** Exercise task **
Return these lines verbatim, starting at the beginning of the material and ending at the line that contains "plan-price: $9.99/month [1105,363,1275,397]", with that line included.

Stored data
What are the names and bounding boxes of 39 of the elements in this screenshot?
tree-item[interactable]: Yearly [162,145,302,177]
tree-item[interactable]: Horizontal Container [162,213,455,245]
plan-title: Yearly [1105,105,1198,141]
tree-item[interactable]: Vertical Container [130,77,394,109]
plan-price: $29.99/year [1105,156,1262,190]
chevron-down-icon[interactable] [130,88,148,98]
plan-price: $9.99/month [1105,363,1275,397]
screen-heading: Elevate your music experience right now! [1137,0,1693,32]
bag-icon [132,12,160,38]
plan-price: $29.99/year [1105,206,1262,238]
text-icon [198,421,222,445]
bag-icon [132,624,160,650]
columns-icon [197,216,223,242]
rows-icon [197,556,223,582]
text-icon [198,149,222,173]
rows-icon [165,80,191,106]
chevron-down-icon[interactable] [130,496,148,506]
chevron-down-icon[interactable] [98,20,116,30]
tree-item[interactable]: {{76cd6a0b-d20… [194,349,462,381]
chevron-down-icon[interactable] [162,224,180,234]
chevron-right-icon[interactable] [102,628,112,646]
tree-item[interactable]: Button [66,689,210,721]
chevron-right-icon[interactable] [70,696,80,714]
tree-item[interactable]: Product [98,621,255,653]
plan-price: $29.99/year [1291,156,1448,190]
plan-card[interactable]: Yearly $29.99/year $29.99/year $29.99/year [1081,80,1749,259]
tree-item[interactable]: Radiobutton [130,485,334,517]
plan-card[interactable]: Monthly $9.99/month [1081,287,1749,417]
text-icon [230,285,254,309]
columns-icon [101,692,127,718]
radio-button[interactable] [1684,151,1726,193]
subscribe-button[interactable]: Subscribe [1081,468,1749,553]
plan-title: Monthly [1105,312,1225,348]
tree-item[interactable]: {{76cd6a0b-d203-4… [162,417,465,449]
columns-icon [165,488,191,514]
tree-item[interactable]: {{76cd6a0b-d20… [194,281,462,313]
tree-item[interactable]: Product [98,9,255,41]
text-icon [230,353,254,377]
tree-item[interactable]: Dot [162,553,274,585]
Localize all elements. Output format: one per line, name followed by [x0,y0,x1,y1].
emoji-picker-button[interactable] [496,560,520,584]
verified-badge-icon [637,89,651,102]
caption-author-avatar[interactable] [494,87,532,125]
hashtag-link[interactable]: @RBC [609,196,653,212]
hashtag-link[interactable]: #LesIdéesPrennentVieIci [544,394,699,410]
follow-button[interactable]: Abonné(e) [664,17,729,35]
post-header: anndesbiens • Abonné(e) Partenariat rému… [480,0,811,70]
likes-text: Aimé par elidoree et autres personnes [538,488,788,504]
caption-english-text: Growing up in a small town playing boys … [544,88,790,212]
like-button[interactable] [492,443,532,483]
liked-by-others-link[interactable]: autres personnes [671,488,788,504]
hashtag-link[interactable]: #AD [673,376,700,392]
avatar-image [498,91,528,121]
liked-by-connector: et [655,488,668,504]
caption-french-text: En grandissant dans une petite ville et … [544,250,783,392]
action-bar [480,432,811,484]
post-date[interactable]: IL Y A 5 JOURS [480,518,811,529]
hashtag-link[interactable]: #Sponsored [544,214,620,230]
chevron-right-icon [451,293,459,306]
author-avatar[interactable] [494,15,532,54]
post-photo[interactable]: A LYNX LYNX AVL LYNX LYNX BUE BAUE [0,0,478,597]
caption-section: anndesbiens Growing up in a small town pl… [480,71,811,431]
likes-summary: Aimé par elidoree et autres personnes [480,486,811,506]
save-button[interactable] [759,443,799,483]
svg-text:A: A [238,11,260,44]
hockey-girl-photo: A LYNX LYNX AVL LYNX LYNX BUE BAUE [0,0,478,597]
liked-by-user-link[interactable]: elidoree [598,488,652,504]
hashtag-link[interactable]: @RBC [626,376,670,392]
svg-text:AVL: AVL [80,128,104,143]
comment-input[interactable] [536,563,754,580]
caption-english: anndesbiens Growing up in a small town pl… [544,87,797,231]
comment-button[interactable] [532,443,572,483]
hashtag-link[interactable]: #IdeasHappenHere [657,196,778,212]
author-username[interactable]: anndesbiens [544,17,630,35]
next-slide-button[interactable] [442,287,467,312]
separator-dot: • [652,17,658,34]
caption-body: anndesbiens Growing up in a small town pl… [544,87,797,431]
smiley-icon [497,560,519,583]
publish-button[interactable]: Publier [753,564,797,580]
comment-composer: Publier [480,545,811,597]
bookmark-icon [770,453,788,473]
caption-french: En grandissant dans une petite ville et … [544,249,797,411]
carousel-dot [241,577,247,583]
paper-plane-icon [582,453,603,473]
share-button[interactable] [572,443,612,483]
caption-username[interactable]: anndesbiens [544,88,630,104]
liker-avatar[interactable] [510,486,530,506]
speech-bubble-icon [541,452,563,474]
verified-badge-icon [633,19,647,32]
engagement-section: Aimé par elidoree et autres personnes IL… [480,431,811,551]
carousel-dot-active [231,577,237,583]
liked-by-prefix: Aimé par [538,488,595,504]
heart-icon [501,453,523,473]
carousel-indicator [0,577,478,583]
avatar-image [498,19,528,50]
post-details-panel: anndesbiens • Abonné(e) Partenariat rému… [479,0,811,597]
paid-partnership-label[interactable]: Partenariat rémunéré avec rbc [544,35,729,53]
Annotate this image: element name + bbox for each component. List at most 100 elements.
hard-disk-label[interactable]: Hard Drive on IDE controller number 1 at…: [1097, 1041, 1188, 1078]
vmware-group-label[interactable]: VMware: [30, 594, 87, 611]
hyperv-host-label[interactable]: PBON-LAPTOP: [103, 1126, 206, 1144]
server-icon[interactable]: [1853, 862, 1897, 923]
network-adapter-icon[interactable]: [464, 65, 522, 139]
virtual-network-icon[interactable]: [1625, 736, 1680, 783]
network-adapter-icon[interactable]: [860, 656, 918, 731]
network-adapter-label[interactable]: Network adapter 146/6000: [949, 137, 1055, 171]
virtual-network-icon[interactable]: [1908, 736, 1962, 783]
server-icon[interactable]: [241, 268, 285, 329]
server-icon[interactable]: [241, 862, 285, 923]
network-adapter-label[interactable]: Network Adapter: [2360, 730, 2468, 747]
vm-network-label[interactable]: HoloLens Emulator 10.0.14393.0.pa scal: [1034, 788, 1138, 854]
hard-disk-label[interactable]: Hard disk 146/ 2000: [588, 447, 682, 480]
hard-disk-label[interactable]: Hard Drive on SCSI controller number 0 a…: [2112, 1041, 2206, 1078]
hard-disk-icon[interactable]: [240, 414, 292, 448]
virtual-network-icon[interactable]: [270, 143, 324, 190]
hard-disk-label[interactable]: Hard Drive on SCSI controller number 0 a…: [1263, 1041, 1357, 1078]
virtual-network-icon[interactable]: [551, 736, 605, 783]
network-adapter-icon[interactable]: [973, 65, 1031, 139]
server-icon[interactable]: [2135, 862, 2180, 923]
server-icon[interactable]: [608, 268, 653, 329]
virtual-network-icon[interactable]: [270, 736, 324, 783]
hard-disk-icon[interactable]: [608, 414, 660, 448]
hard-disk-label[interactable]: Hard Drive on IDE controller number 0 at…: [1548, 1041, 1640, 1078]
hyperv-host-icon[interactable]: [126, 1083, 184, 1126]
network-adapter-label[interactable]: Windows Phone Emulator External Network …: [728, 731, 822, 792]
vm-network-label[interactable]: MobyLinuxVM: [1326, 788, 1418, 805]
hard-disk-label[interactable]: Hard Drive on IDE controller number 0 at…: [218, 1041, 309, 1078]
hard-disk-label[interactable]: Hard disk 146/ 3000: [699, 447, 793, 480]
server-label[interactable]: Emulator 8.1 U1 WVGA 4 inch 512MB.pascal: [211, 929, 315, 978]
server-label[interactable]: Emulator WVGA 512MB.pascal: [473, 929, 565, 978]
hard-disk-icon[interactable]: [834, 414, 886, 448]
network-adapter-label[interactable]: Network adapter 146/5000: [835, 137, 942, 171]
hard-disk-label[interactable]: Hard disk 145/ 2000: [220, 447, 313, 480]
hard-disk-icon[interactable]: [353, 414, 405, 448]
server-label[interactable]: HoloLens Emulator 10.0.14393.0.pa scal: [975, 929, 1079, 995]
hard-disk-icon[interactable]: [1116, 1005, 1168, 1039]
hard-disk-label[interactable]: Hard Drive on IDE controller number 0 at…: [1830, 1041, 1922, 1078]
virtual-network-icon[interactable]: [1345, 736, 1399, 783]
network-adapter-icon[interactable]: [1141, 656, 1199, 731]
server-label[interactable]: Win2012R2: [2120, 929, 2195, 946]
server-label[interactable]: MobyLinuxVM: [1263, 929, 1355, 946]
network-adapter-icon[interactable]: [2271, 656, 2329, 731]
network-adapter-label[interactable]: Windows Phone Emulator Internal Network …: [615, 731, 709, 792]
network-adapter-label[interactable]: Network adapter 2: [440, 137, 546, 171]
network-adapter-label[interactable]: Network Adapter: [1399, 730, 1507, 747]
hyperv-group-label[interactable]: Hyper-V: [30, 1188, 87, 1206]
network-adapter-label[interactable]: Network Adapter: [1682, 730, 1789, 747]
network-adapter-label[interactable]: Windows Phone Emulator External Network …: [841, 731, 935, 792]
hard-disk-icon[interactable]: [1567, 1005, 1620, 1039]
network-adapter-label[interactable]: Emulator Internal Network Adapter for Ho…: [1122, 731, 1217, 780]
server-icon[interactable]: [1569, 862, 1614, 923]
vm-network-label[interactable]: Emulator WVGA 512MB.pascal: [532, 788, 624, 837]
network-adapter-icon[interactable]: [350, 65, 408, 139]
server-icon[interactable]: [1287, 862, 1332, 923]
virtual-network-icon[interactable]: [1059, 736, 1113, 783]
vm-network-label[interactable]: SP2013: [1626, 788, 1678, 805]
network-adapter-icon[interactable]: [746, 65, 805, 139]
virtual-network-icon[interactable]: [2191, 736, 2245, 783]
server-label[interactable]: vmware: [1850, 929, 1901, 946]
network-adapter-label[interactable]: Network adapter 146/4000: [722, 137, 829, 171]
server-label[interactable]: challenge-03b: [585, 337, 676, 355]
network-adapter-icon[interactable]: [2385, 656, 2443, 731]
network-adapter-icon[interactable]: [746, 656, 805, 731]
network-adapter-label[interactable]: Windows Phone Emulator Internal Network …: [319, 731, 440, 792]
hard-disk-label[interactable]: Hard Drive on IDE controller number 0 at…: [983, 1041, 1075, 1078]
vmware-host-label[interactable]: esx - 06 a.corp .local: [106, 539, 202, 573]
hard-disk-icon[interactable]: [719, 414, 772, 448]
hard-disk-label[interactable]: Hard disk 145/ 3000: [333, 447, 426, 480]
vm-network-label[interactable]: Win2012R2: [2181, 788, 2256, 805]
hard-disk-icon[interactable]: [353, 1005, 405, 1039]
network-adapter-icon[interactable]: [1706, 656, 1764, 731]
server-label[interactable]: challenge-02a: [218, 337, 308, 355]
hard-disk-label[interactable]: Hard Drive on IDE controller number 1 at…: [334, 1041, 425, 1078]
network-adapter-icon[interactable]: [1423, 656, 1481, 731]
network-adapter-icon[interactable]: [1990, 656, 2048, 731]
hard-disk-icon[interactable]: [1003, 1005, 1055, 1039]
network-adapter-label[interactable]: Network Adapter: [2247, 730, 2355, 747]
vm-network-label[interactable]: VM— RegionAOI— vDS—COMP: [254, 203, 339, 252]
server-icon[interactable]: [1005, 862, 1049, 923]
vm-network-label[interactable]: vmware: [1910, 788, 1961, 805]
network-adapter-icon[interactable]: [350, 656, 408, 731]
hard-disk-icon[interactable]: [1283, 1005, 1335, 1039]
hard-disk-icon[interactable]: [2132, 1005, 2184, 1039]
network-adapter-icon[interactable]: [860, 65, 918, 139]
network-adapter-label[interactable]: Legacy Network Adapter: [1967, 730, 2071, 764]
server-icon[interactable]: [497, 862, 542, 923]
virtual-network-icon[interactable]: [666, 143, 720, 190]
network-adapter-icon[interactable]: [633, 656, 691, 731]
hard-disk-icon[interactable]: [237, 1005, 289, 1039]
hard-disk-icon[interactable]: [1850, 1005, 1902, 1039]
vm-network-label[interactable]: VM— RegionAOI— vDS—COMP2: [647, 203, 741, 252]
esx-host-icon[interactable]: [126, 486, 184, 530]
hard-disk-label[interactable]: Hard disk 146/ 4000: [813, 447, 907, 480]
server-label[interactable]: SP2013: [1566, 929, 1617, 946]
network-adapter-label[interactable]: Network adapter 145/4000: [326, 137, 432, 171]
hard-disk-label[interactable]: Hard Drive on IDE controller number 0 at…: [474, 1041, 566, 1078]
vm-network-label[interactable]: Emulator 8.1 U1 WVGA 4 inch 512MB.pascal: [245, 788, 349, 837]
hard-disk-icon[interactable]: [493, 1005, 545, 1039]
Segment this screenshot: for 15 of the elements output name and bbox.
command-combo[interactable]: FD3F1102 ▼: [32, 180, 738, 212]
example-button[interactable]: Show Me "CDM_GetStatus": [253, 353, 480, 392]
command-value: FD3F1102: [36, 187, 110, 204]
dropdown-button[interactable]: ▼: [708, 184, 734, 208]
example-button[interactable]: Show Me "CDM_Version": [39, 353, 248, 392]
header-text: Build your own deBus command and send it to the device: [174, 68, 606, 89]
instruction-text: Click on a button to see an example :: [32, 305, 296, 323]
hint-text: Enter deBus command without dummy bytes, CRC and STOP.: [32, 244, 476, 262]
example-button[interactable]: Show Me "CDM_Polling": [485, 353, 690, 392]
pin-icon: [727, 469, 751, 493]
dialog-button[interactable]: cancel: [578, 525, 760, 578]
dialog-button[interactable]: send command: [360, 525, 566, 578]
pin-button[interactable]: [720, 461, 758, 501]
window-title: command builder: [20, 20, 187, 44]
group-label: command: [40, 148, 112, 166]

** Solution to this task **
What are the names and bounding boxes of 39 of the elements in this screenshot?
tree-item[interactable]: Yearly [162,145,302,177]
tree-item[interactable]: Horizontal Container [162,213,455,245]
plan-title: Yearly [1105,105,1198,141]
tree-item[interactable]: Vertical Container [130,77,394,109]
plan-price: $29.99/year [1105,156,1262,190]
chevron-down-icon[interactable] [130,88,148,98]
plan-price: $9.99/month [1105,363,1275,397]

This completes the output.